Work to complete: Copy out the entries word for word, from the line containing "gear-icon: ⚙ bbox=[262, 487, 271, 498]" to the line containing "sidebar-item-auto-import[interactable]: Auto Import", including both of those lines.

Information shown:
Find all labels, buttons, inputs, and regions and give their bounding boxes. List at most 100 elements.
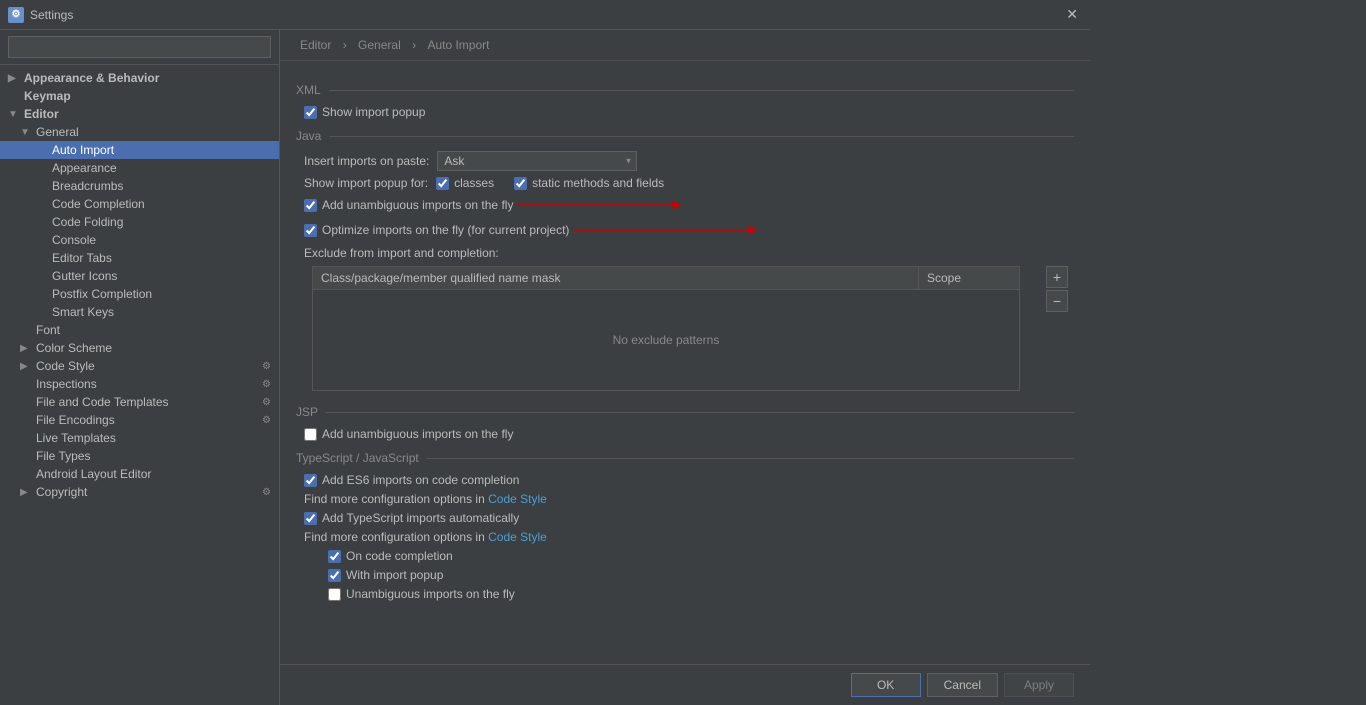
gear-icon: ⚙ bbox=[262, 487, 271, 498]
sidebar-label: Console bbox=[52, 233, 96, 247]
sidebar-item-console[interactable]: Console bbox=[0, 231, 279, 249]
sidebar-item-appearance-behavior[interactable]: ▶ Appearance & Behavior bbox=[0, 69, 279, 87]
ok-button[interactable]: OK bbox=[851, 673, 921, 697]
unambiguous-imports-label[interactable]: Unambiguous imports on the fly bbox=[328, 587, 515, 601]
exclude-table-container: Class/package/member qualified name mask… bbox=[304, 266, 1042, 391]
unambiguous-imports-row: Unambiguous imports on the fly bbox=[320, 587, 1074, 601]
show-import-popup-checkbox-label[interactable]: Show import popup bbox=[304, 105, 425, 119]
tree-arrow: ▶ bbox=[20, 361, 34, 372]
sidebar-label: Live Templates bbox=[36, 431, 116, 445]
gear-icon: ⚙ bbox=[262, 379, 271, 390]
apply-button[interactable]: Apply bbox=[1004, 673, 1074, 697]
jsp-section-header: JSP bbox=[296, 405, 1074, 419]
table-col-name: Class/package/member qualified name mask bbox=[313, 267, 919, 289]
sidebar-item-file-encodings[interactable]: File Encodings ⚙ bbox=[0, 411, 279, 429]
sidebar-label: Appearance bbox=[52, 161, 117, 175]
jsp-add-unambiguous-text: Add unambiguous imports on the fly bbox=[322, 427, 513, 441]
add-ts-imports-label[interactable]: Add TypeScript imports automatically bbox=[304, 511, 519, 525]
exclude-label: Exclude from import and completion: bbox=[304, 246, 499, 260]
sidebar-item-postfix-completion[interactable]: Postfix Completion bbox=[0, 285, 279, 303]
on-code-completion-checkbox[interactable] bbox=[328, 550, 341, 563]
static-methods-checkbox-label[interactable]: static methods and fields bbox=[514, 176, 664, 190]
sidebar-item-auto-import[interactable]: Auto Import bbox=[0, 141, 279, 159]
show-popup-label: Show import popup for: bbox=[304, 176, 428, 190]
with-import-popup-label[interactable]: With import popup bbox=[328, 568, 443, 582]
jsp-add-unambiguous-checkbox[interactable] bbox=[304, 428, 317, 441]
code-style-link-1[interactable]: Code Style bbox=[488, 492, 547, 506]
section-divider bbox=[326, 412, 1074, 413]
sidebar-label: Keymap bbox=[24, 89, 71, 103]
sidebar-label: General bbox=[36, 125, 79, 139]
add-unambiguous-checkbox[interactable] bbox=[304, 199, 317, 212]
search-input[interactable] bbox=[8, 36, 271, 58]
sidebar-label: File Encodings bbox=[36, 413, 115, 427]
breadcrumb-general: General bbox=[358, 38, 401, 52]
jsp-add-unambiguous-label[interactable]: Add unambiguous imports on the fly bbox=[304, 427, 513, 441]
java-section-header: Java bbox=[296, 129, 1074, 143]
add-es6-label[interactable]: Add ES6 imports on code completion bbox=[304, 473, 519, 487]
show-popup-for-row: Show import popup for: classes static me… bbox=[296, 176, 1074, 190]
sidebar-item-code-style[interactable]: ▶ Code Style ⚙ bbox=[0, 357, 279, 375]
with-import-popup-row: With import popup bbox=[320, 568, 1074, 582]
sidebar-item-editor[interactable]: ▼ Editor bbox=[0, 105, 279, 123]
sidebar-item-general[interactable]: ▼ General bbox=[0, 123, 279, 141]
sidebar-label: Code Completion bbox=[52, 197, 145, 211]
sidebar-label: Code Style bbox=[36, 359, 95, 373]
sidebar-item-inspections[interactable]: Inspections ⚙ bbox=[0, 375, 279, 393]
add-ts-imports-checkbox[interactable] bbox=[304, 512, 317, 525]
sidebar-item-breadcrumbs[interactable]: Breadcrumbs bbox=[0, 177, 279, 195]
code-style-link-2[interactable]: Code Style bbox=[488, 530, 547, 544]
sidebar-label: Editor Tabs bbox=[52, 251, 112, 265]
unambiguous-imports-text: Unambiguous imports on the fly bbox=[346, 587, 515, 601]
settings-tree: ▶ Appearance & Behavior Keymap ▼ Editor … bbox=[0, 65, 279, 705]
sidebar-item-gutter-icons[interactable]: Gutter Icons bbox=[0, 267, 279, 285]
unambiguous-imports-checkbox[interactable] bbox=[328, 588, 341, 601]
static-methods-checkbox[interactable] bbox=[514, 177, 527, 190]
sidebar-item-copyright[interactable]: ▶ Copyright ⚙ bbox=[0, 483, 279, 501]
tree-arrow: ▶ bbox=[20, 487, 34, 498]
sidebar-item-live-templates[interactable]: Live Templates bbox=[0, 429, 279, 447]
add-es6-row: Add ES6 imports on code completion bbox=[296, 473, 1074, 487]
sidebar-item-code-folding[interactable]: Code Folding bbox=[0, 213, 279, 231]
show-import-popup-checkbox[interactable] bbox=[304, 106, 317, 119]
add-pattern-button[interactable]: + bbox=[1046, 266, 1068, 288]
add-unambiguous-label[interactable]: Add unambiguous imports on the fly bbox=[304, 198, 513, 212]
tree-arrow: ▼ bbox=[20, 127, 34, 138]
optimize-imports-checkbox[interactable] bbox=[304, 224, 317, 237]
add-unambiguous-text: Add unambiguous imports on the fly bbox=[322, 198, 513, 212]
ts-label: TypeScript / JavaScript bbox=[296, 451, 419, 465]
sidebar-item-keymap[interactable]: Keymap bbox=[0, 87, 279, 105]
ts-section-header: TypeScript / JavaScript bbox=[296, 451, 1074, 465]
sidebar-item-file-and-code-templates[interactable]: File and Code Templates ⚙ bbox=[0, 393, 279, 411]
insert-imports-select[interactable]: Ask Always Never bbox=[437, 151, 637, 171]
sidebar-item-code-completion[interactable]: Code Completion bbox=[0, 195, 279, 213]
on-code-completion-row: On code completion bbox=[320, 549, 1074, 563]
sidebar-label: Postfix Completion bbox=[52, 287, 152, 301]
settings-icon: ⚙ bbox=[8, 7, 24, 23]
settings-sidebar: ▶ Appearance & Behavior Keymap ▼ Editor … bbox=[0, 30, 280, 705]
sidebar-item-file-types[interactable]: File Types bbox=[0, 447, 279, 465]
add-es6-checkbox[interactable] bbox=[304, 474, 317, 487]
sidebar-item-editor-tabs[interactable]: Editor Tabs bbox=[0, 249, 279, 267]
show-import-popup-text: Show import popup bbox=[322, 105, 425, 119]
cancel-button[interactable]: Cancel bbox=[927, 673, 998, 697]
sidebar-label: Gutter Icons bbox=[52, 269, 117, 283]
remove-pattern-button[interactable]: − bbox=[1046, 290, 1068, 312]
close-button[interactable]: ✕ bbox=[1062, 4, 1082, 25]
sidebar-item-color-scheme[interactable]: ▶ Color Scheme bbox=[0, 339, 279, 357]
sidebar-item-appearance[interactable]: Appearance bbox=[0, 159, 279, 177]
on-code-completion-label[interactable]: On code completion bbox=[328, 549, 453, 563]
sidebar-item-android-layout-editor[interactable]: Android Layout Editor bbox=[0, 465, 279, 483]
red-arrow-2 bbox=[573, 220, 773, 240]
classes-checkbox-label[interactable]: classes bbox=[436, 176, 494, 190]
no-patterns-text: No exclude patterns bbox=[613, 333, 720, 347]
sidebar-item-smart-keys[interactable]: Smart Keys bbox=[0, 303, 279, 321]
sidebar-item-font[interactable]: Font bbox=[0, 321, 279, 339]
classes-checkbox[interactable] bbox=[436, 177, 449, 190]
with-import-popup-checkbox[interactable] bbox=[328, 569, 341, 582]
optimize-imports-label[interactable]: Optimize imports on the fly (for current… bbox=[304, 223, 569, 237]
sidebar-label: File and Code Templates bbox=[36, 395, 169, 409]
find-more-2-row: Find more configuration options in Code … bbox=[296, 530, 1074, 544]
section-divider bbox=[329, 136, 1074, 137]
on-code-completion-text: On code completion bbox=[346, 549, 453, 563]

Answer to the task:
gear-icon: ⚙ bbox=[262, 487, 271, 498]
sidebar-label: Console bbox=[52, 233, 96, 247]
sidebar-item-console[interactable]: Console bbox=[0, 231, 279, 249]
sidebar-item-appearance-behavior[interactable]: ▶ Appearance & Behavior bbox=[0, 69, 279, 87]
ok-button[interactable]: OK bbox=[851, 673, 921, 697]
unambiguous-imports-label[interactable]: Unambiguous imports on the fly bbox=[328, 587, 515, 601]
exclude-table-container: Class/package/member qualified name mask… bbox=[304, 266, 1042, 391]
unambiguous-imports-row: Unambiguous imports on the fly bbox=[320, 587, 1074, 601]
show-import-popup-checkbox-label[interactable]: Show import popup bbox=[304, 105, 425, 119]
tree-arrow: ▶ bbox=[20, 361, 34, 372]
sidebar-label: Live Templates bbox=[36, 431, 116, 445]
gear-icon: ⚙ bbox=[262, 379, 271, 390]
apply-button[interactable]: Apply bbox=[1004, 673, 1074, 697]
jsp-section-header: JSP bbox=[296, 405, 1074, 419]
table-col-name: Class/package/member qualified name mask bbox=[313, 267, 919, 289]
sidebar-item-file-encodings[interactable]: File Encodings ⚙ bbox=[0, 411, 279, 429]
sidebar-label: Appearance bbox=[52, 161, 117, 175]
jsp-add-unambiguous-text: Add unambiguous imports on the fly bbox=[322, 427, 513, 441]
add-ts-imports-label[interactable]: Add TypeScript imports automatically bbox=[304, 511, 519, 525]
exclude-label: Exclude from import and completion: bbox=[304, 246, 499, 260]
sidebar-item-postfix-completion[interactable]: Postfix Completion bbox=[0, 285, 279, 303]
on-code-completion-checkbox[interactable] bbox=[328, 550, 341, 563]
static-methods-checkbox-label[interactable]: static methods and fields bbox=[514, 176, 664, 190]
sidebar-item-auto-import[interactable]: Auto Import bbox=[0, 141, 279, 159]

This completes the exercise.